§ **SOURCE RECORDS**:

[start]

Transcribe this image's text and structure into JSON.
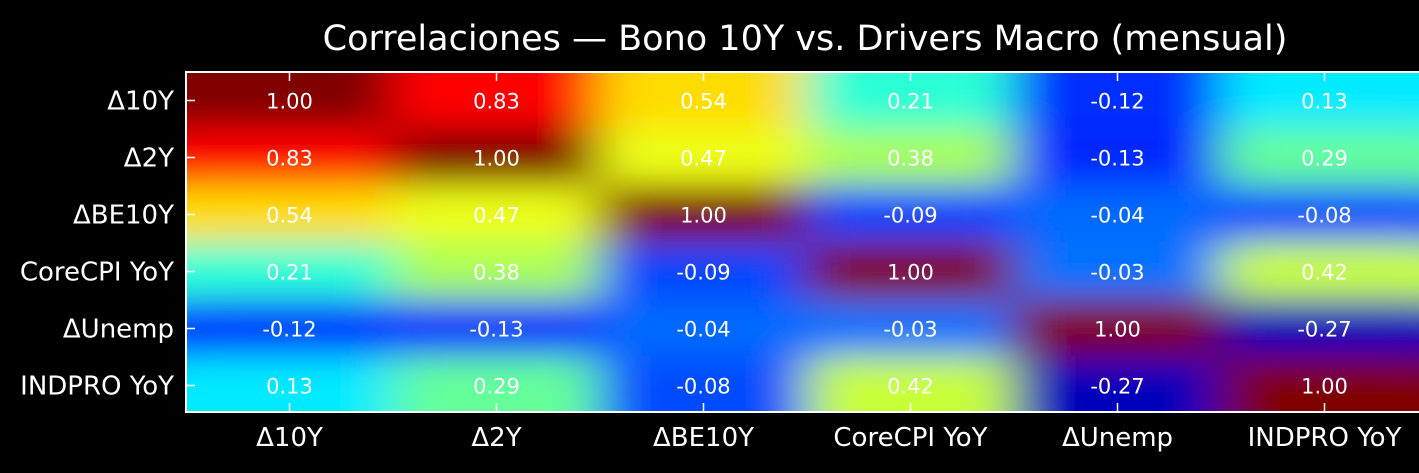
{
  "chart_data": {
    "type": "heatmap",
    "title": "Correlaciones — Bono 10Y vs. Drivers Macro (mensual)",
    "xlabel": "",
    "ylabel": "",
    "x_categories": [
      "Δ10Y",
      "Δ2Y",
      "ΔBE10Y",
      "CoreCPI YoY",
      "ΔUnemp",
      "INDPRO YoY"
    ],
    "y_categories": [
      "Δ10Y",
      "Δ2Y",
      "ΔBE10Y",
      "CoreCPI YoY",
      "ΔUnemp",
      "INDPRO YoY"
    ],
    "values": [
      [
        1.0,
        0.83,
        0.54,
        0.21,
        -0.12,
        0.13
      ],
      [
        0.83,
        1.0,
        0.47,
        0.38,
        -0.13,
        0.29
      ],
      [
        0.54,
        0.47,
        1.0,
        -0.09,
        -0.04,
        -0.08
      ],
      [
        0.21,
        0.38,
        -0.09,
        1.0,
        -0.03,
        0.42
      ],
      [
        -0.12,
        -0.13,
        -0.04,
        -0.03,
        1.0,
        -0.27
      ],
      [
        0.13,
        0.29,
        -0.08,
        0.42,
        -0.27,
        1.0
      ]
    ],
    "colormap": "jet",
    "interpolation": "smooth",
    "grid": false,
    "background": "#000000",
    "text_color": "#ffffff"
  }
}
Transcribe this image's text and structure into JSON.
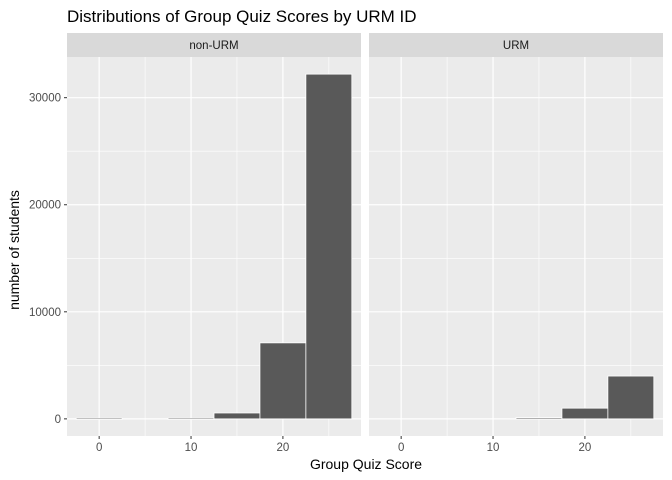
{
  "chart_data": {
    "type": "bar",
    "title": "Distributions of Group Quiz Scores by URM ID",
    "xlabel": "Group Quiz Score",
    "ylabel": "number of students",
    "xlim": [
      -3.5,
      28.5
    ],
    "ylim": [
      -1600,
      33800
    ],
    "x_ticks": [
      0,
      10,
      20
    ],
    "y_ticks": [
      0,
      10000,
      20000,
      30000
    ],
    "bin_width": 5,
    "bin_centers": [
      0,
      5,
      10,
      15,
      20,
      25
    ],
    "grid": true,
    "legend": "none",
    "panels": [
      {
        "name": "non-URM",
        "values": [
          60,
          0,
          60,
          550,
          7100,
          32200
        ]
      },
      {
        "name": "URM",
        "values": [
          0,
          0,
          0,
          120,
          1000,
          4000
        ]
      }
    ],
    "colors": {
      "bar_fill": "#595959",
      "bar_outline": "#ffffff",
      "panel_background": "#ebebeb",
      "strip_background": "#d9d9d9",
      "gridline": "#ffffff"
    }
  }
}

[end]

§ **WRITTEN TASK**: Return each line with "Group".

§ **EXPECTED ANSWER**:
    "title": "Distributions of Group Quiz Scores by URM ID",
    "xlabel": "Group Quiz Score",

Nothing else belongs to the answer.